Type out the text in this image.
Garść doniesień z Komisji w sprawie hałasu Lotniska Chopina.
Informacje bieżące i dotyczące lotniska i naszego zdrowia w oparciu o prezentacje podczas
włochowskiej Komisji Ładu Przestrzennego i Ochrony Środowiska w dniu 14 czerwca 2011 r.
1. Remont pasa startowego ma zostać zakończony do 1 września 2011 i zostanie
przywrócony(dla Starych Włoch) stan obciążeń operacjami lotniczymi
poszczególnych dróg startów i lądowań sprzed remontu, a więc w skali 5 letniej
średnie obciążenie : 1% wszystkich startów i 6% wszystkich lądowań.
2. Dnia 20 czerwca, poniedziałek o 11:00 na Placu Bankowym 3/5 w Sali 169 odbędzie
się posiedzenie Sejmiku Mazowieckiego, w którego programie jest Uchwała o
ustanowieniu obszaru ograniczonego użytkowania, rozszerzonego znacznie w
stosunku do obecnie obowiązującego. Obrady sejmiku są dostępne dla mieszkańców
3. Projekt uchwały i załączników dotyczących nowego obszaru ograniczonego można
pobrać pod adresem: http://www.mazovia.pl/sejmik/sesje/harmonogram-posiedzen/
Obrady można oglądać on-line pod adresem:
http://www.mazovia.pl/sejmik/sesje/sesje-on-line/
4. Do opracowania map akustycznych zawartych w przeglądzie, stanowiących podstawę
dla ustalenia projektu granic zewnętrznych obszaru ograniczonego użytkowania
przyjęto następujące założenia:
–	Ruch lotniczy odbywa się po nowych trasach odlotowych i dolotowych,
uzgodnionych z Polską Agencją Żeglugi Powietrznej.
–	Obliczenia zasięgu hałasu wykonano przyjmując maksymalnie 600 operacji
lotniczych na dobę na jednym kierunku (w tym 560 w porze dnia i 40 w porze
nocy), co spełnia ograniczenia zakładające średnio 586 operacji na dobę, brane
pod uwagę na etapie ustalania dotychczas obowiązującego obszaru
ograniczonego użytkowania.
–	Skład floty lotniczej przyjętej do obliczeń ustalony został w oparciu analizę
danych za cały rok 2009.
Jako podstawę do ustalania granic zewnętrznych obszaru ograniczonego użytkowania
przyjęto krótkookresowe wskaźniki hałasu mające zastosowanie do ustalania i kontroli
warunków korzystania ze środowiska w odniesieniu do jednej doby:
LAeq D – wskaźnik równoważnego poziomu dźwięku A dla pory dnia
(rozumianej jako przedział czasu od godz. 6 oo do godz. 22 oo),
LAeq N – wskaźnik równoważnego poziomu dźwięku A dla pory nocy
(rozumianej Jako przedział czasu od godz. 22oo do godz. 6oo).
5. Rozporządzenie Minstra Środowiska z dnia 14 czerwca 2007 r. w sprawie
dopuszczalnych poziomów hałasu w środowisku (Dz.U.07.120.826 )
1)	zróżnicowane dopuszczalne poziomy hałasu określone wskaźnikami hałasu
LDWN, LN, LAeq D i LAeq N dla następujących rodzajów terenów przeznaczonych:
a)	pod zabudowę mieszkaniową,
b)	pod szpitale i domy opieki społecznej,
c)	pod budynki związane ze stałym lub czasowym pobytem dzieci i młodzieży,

--

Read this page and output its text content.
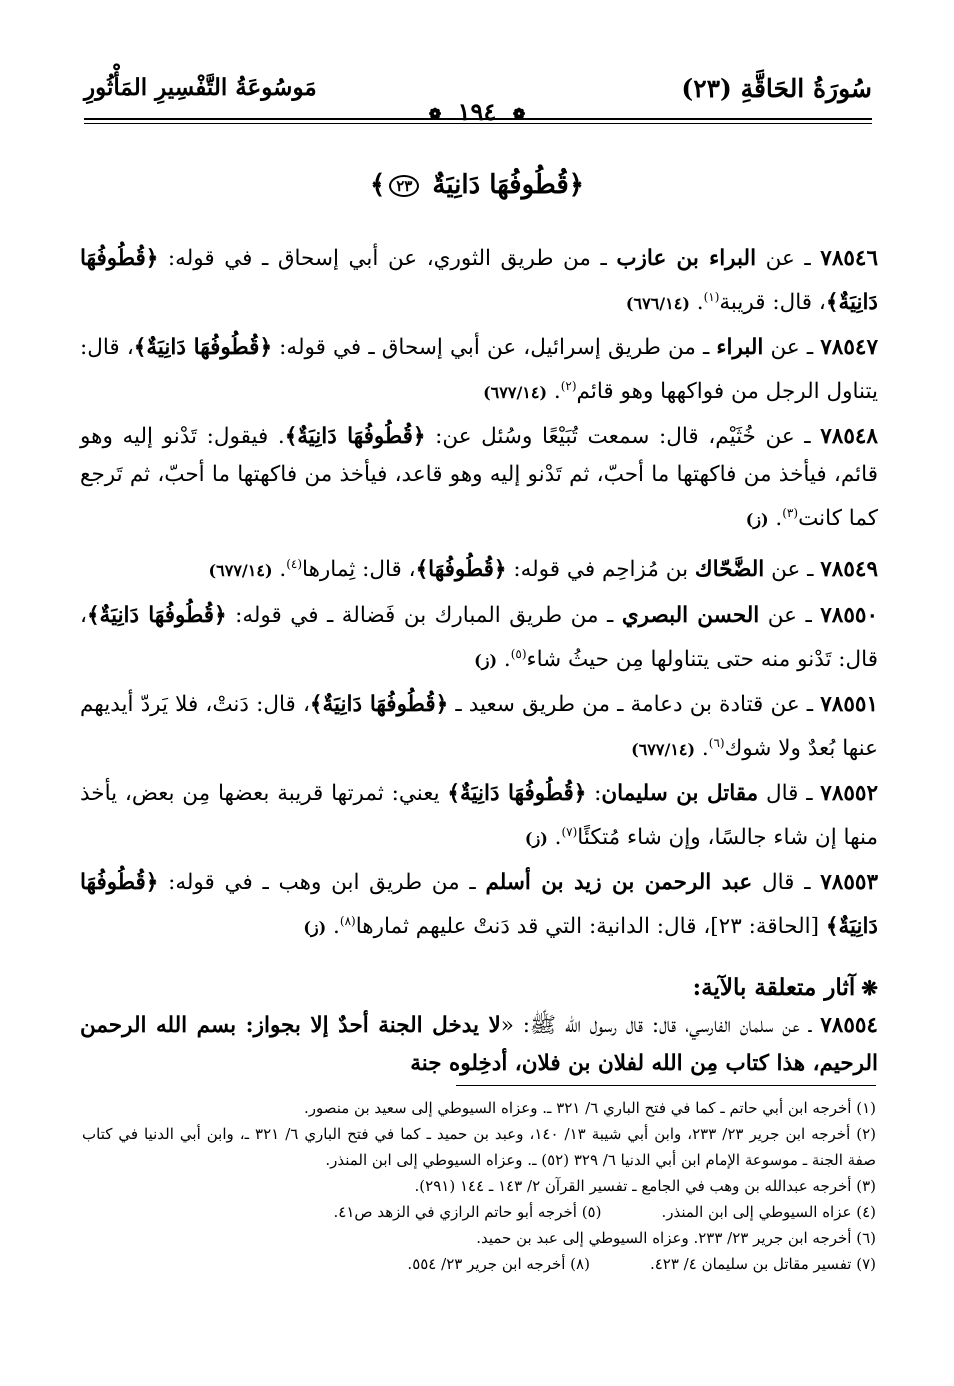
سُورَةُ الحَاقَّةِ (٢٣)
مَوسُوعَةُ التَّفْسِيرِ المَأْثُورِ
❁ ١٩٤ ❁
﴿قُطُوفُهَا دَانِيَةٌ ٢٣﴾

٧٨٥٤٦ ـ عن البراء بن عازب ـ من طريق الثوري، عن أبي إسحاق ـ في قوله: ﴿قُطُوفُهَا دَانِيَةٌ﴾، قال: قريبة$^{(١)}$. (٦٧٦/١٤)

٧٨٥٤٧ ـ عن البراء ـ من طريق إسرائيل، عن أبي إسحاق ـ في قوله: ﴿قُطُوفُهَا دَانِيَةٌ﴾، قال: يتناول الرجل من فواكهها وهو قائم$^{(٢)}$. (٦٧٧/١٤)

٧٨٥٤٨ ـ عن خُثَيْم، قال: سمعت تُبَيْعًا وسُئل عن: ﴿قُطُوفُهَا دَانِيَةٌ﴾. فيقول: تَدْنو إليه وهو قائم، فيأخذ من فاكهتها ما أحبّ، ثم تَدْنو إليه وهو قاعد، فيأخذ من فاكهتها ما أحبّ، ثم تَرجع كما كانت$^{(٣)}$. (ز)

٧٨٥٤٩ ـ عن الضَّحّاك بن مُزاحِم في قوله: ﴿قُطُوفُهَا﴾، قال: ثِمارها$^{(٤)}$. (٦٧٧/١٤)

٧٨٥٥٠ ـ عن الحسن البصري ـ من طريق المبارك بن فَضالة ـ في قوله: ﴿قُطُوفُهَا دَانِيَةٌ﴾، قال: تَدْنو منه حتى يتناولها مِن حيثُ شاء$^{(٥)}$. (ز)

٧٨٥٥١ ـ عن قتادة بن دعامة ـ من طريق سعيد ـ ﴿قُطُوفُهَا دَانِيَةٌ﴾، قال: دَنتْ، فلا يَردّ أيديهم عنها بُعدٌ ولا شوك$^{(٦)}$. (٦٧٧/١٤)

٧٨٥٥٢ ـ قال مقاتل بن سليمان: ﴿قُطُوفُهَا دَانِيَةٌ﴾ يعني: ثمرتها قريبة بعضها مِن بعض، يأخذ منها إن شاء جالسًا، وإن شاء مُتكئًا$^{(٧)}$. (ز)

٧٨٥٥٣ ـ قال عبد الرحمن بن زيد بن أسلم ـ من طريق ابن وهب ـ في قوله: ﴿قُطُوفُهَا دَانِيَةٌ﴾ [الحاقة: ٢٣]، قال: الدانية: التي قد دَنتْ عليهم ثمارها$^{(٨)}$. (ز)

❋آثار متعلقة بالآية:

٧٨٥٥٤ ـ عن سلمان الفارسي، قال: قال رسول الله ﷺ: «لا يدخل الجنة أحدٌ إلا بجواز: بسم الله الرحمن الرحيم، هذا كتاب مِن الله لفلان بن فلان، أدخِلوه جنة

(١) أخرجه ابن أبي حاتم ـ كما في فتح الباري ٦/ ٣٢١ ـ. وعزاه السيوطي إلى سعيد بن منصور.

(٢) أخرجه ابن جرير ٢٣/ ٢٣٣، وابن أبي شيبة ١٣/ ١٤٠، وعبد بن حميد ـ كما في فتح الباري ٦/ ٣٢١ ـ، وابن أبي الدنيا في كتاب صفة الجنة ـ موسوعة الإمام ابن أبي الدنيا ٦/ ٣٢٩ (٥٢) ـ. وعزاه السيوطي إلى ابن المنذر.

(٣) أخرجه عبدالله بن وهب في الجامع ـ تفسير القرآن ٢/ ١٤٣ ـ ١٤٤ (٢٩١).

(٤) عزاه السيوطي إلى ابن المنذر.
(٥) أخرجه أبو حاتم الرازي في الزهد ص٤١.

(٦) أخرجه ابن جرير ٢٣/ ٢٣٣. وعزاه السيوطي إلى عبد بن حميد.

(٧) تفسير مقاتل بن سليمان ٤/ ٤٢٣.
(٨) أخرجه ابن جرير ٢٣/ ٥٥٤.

### Exercise instructions
Count the lines of the material that include the word "المنذر", then report only the total.

### The output
2